[Passage shown start]

WESTBROOK- Students at Westbrook High School know that if they want to see substantial gun reform, it is going to take a lot of effort to get their voices heard beyond the National Walkout event earlier this month or the March for our Lives event last week.
On May 15, hours after participating in the walkout to raise awareness about gun violence, urge Congress to take action and honor victims of the Parkland, Florida school shooting, 10 high school students met with District 34 State Representative Drew Gattine and District 25 State Senator Cathy Breen.
Westbrook High School senior Kelly Maguire, one of the event participants, said students and legislators talked about how students can get involved in government, what staff officials are doing about making schools a safer place and how gun laws in Maine compare to other areas of the United States.
Gattine said much of the session centered on how students can more effectively advocate beyond the walkout and be heard both in Augusta and Washington. Breen said students were also curious about Maine’s concealed carry law, which passed in 2015 and a proposed bill that would allow individuals to bring a gun onto school campus when they pick up their children as long as the gun was unloaded, locked away and the individual stays in the vehicle. Breen has testified against it.
The proposal will not gain any more momentum because Democrat State Representative John Martin, of Eagle Lake, has asked the legislative council to kill the bill, which the body did last week.

[Passage shown end]
[Information provided start]

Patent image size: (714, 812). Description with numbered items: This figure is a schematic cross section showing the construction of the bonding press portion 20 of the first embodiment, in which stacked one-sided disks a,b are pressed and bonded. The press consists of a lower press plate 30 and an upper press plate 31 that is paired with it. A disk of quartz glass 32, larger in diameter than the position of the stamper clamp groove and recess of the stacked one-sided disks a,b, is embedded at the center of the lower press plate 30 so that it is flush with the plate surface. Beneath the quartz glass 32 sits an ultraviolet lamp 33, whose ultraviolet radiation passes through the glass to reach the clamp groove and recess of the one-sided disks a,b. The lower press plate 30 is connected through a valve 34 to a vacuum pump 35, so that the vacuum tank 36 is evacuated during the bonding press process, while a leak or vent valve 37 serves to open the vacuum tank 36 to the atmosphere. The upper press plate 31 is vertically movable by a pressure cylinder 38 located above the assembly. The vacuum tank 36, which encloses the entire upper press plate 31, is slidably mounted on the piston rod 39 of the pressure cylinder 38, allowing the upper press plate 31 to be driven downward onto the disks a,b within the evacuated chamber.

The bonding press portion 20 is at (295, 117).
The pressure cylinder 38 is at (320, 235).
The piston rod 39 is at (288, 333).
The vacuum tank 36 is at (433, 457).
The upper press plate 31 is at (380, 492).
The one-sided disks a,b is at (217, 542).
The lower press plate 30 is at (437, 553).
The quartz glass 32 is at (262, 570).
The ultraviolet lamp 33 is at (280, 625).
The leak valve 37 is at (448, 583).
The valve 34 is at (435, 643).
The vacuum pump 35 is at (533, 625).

[Information provided end]

▸ Problems
A. Please retype part of the Westbrook students article, beginning at the words "WESTBROOK- Students at" and stopping after "Senator Cathy Breen.".
B. According to the Westbrook students article, in what year did Maine's concealed carry law pass?

▸ Solved tasks
A.
WESTBROOK- Students at Westbrook High School know that if they want to see substantial gun reform, it is going to take a lot of effort to get their voices heard beyond the National Walkout event earlier this month or the March for our Lives event last week.
On May 15, hours after participating in the walkout to raise awareness about gun violence, urge Congress to take action and honor victims of the Parkland, Florida school shooting, 10 high school students met with District 34 State Representative Drew Gattine and District 25 State Senator Cathy Breen.

B. 2015